Exercise aim ▸ Going line by line through the data below, report how many lines include the word "särskild", with nothing added.

Data in this exercise ▸
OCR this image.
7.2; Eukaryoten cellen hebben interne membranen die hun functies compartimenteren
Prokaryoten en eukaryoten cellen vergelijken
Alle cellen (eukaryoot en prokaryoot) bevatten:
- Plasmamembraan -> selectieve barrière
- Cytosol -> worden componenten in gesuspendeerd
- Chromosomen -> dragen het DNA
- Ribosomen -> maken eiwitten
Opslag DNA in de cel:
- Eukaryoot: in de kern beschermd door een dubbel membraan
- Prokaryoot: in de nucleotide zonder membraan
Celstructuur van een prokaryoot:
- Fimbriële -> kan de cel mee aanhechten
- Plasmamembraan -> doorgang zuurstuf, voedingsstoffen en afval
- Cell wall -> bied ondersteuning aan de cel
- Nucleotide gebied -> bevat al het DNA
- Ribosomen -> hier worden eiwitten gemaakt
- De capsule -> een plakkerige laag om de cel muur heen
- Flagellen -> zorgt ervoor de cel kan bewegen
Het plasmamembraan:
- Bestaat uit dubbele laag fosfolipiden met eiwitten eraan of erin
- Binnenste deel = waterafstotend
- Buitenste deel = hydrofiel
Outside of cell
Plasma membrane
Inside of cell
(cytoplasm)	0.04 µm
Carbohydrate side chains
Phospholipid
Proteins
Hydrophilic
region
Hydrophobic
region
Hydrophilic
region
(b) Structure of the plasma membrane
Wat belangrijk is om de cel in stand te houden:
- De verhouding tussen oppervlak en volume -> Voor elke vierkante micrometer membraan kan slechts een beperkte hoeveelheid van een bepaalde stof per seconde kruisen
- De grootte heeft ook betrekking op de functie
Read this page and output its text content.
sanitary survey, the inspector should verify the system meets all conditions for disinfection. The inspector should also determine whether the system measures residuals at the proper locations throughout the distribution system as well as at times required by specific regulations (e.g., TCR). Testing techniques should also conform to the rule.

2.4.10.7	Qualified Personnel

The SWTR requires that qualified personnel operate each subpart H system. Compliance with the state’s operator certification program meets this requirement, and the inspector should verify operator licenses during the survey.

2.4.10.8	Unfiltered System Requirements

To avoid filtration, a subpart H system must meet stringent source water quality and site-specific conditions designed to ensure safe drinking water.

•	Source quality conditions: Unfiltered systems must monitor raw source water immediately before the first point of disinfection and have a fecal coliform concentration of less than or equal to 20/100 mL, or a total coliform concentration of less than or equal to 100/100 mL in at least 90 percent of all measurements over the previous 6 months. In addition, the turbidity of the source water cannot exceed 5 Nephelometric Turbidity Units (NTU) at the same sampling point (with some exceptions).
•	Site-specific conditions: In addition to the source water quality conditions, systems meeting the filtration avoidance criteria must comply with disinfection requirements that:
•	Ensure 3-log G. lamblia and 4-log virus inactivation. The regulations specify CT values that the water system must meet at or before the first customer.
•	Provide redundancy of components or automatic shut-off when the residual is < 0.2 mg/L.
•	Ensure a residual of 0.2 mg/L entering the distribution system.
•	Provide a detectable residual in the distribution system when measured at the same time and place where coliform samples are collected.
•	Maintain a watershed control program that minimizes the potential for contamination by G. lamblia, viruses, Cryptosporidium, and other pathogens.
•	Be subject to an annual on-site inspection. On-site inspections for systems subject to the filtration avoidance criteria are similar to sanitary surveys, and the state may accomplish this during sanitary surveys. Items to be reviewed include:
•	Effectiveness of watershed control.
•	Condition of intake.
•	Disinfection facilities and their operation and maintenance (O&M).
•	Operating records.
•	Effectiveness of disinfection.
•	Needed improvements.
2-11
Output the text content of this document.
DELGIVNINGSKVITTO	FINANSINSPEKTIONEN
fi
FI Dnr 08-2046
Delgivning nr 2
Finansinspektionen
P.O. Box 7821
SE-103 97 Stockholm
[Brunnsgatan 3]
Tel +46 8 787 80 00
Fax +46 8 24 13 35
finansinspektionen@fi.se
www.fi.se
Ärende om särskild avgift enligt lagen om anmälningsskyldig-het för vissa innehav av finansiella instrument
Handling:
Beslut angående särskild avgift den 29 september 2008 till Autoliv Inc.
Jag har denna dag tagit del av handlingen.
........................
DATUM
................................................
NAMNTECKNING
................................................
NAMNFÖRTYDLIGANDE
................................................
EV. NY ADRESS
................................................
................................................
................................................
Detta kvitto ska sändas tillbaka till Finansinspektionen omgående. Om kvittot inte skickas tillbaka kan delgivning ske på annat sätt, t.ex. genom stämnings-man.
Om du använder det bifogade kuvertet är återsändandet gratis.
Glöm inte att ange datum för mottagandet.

Solved problem ▸ 2